▶ _What is asked_: Write out the whole listing exactly as it stands.

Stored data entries
===============

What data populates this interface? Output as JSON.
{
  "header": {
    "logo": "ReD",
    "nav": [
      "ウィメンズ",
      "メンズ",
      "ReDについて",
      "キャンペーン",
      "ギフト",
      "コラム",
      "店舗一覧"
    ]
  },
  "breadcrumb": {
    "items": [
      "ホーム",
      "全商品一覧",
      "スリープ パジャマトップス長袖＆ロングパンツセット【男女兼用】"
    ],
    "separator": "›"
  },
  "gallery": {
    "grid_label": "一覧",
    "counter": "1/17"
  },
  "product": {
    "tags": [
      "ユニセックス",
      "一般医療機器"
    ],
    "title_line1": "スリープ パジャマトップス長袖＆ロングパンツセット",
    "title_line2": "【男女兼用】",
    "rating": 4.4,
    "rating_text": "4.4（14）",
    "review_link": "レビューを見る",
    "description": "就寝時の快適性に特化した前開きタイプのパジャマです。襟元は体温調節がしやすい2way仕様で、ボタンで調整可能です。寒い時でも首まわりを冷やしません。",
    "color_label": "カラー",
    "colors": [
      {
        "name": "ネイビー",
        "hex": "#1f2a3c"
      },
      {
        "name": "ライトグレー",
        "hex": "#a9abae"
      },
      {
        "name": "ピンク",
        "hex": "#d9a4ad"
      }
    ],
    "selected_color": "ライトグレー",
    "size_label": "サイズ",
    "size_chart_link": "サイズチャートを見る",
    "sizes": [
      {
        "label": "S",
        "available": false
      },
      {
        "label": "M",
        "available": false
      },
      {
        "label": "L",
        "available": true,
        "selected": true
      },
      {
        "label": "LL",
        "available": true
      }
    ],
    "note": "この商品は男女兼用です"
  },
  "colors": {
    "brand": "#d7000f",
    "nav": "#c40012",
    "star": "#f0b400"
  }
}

===============

▶ _Solution_:
What data populates this interface? Output as JSON.
{
  "header": {
    "logo": "ReD",
    "nav": [
      "ウィメンズ",
      "メンズ",
      "ReDについて",
      "キャンペーン",
      "ギフト",
      "コラム",
      "店舗一覧"
    ]
  },
  "breadcrumb": {
    "items": [
      "ホーム",
      "全商品一覧",
      "スリープ パジャマトップス長袖＆ロングパンツセット【男女兼用】"
    ],
    "separator": "›"
  },
  "gallery": {
    "grid_label": "一覧",
    "counter": "1/17"
  },
  "product": {
    "tags": [
      "ユニセックス",
      "一般医療機器"
    ],
    "title_line1": "スリープ パジャマトップス長袖＆ロングパンツセット",
    "title_line2": "【男女兼用】",
    "rating": 4.4,
    "rating_text": "4.4（14）",
    "review_link": "レビューを見る",
    "description": "就寝時の快適性に特化した前開きタイプのパジャマです。襟元は体温調節がしやすい2way仕様で、ボタンで調整可能です。寒い時でも首まわりを冷やしません。",
    "color_label": "カラー",
    "colors": [
      {
        "name": "ネイビー",
        "hex": "#1f2a3c"
      },
      {
        "name": "ライトグレー",
        "hex": "#a9abae"
      },
      {
        "name": "ピンク",
        "hex": "#d9a4ad"
      }
    ],
    "selected_color": "ライトグレー",
    "size_label": "サイズ",
    "size_chart_link": "サイズチャートを見る",
    "sizes": [
      {
        "label": "S",
        "available": false
      },
      {
        "label": "M",
        "available": false
      },
      {
        "label": "L",
        "available": true,
        "selected": true
      },
      {
        "label": "LL",
        "available": true
      }
    ],
    "note": "この商品は男女兼用です"
  },
  "colors": {
    "brand": "#d7000f",
    "nav": "#c40012",
    "star": "#f0b400"
  }
}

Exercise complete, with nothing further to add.